Challenge.
Copy, from the entries below, each line in which the string "text" appears.
— start The input —
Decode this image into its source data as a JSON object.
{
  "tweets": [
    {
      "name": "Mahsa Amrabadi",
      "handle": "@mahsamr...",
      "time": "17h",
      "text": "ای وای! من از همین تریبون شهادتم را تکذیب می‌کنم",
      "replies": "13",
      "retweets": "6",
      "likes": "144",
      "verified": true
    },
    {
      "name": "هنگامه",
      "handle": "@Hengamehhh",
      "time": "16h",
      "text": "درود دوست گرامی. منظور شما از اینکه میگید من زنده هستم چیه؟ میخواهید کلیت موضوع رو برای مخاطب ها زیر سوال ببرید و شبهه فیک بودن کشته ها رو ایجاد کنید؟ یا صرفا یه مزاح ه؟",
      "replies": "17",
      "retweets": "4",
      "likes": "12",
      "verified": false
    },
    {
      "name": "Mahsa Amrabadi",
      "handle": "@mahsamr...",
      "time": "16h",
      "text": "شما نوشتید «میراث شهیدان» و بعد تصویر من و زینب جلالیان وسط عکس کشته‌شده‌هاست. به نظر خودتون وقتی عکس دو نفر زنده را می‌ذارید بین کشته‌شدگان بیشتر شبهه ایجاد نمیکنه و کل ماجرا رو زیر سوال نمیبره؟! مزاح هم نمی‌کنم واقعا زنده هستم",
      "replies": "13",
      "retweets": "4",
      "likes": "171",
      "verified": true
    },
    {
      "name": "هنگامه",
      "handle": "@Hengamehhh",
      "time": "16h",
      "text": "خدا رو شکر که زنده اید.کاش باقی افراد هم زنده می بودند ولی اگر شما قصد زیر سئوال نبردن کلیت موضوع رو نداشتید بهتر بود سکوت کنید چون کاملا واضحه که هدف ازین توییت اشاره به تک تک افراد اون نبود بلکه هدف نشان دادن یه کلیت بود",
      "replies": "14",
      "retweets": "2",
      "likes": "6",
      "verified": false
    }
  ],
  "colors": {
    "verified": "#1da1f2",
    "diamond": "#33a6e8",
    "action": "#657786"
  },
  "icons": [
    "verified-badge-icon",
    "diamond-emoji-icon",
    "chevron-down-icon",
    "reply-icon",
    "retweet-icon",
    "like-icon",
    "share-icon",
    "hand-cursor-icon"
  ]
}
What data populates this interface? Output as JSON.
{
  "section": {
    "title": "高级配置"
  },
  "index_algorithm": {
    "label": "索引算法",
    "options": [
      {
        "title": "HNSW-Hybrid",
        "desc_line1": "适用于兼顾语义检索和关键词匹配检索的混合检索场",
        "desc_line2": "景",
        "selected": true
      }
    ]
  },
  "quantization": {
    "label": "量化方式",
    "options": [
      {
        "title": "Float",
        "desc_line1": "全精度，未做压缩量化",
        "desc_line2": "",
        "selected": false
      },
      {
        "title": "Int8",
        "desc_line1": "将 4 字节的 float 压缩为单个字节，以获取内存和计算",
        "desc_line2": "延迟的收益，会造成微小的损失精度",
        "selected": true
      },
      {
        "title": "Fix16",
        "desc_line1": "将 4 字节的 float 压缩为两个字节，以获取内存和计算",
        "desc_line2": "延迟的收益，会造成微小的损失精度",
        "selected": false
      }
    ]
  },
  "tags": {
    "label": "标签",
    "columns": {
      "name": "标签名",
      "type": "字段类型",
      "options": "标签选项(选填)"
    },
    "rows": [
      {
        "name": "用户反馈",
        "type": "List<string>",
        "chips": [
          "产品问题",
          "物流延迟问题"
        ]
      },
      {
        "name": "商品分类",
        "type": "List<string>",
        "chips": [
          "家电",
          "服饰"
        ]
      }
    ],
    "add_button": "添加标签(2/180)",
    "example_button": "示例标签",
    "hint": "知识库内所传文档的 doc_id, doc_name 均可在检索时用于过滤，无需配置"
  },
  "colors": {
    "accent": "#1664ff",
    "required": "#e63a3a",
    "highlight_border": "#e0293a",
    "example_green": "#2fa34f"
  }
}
— end The input —
Exercise solution.
      "text": "ای وای! من از همین تریبون شهادتم را تکذیب می‌کنم",
      "text": "درود دوست گرامی. منظور شما از اینکه میگید من زنده هستم چیه؟ میخواهید کلیت موضوع رو برای مخاطب ها زیر سوال ببرید و شبهه فیک بودن کشته ها رو ایجاد کنید؟ یا صرفا یه مزاح ه؟",
      "text": "شما نوشتید «میراث شهیدان» و بعد تصویر من و زینب جلالیان وسط عکس کشته‌شده‌هاست. به نظر خودتون وقتی عکس دو نفر زنده را می‌ذارید بین کشته‌شدگان بیشتر شبهه ایجاد نمیکنه و کل ماجرا رو زیر سوال نمیبره؟! مزاح هم نمی‌کنم واقعا زنده هستم",
      "text": "خدا رو شکر که زنده اید.کاش باقی افراد هم زنده می بودند ولی اگر شما قصد زیر سئوال نبردن کلیت موضوع رو نداشتید بهتر بود سکوت کنید چون کاملا واضحه که هدف ازین توییت اشاره به تک تک افراد اون نبود بلکه هدف نشان دادن یه کلیت بود",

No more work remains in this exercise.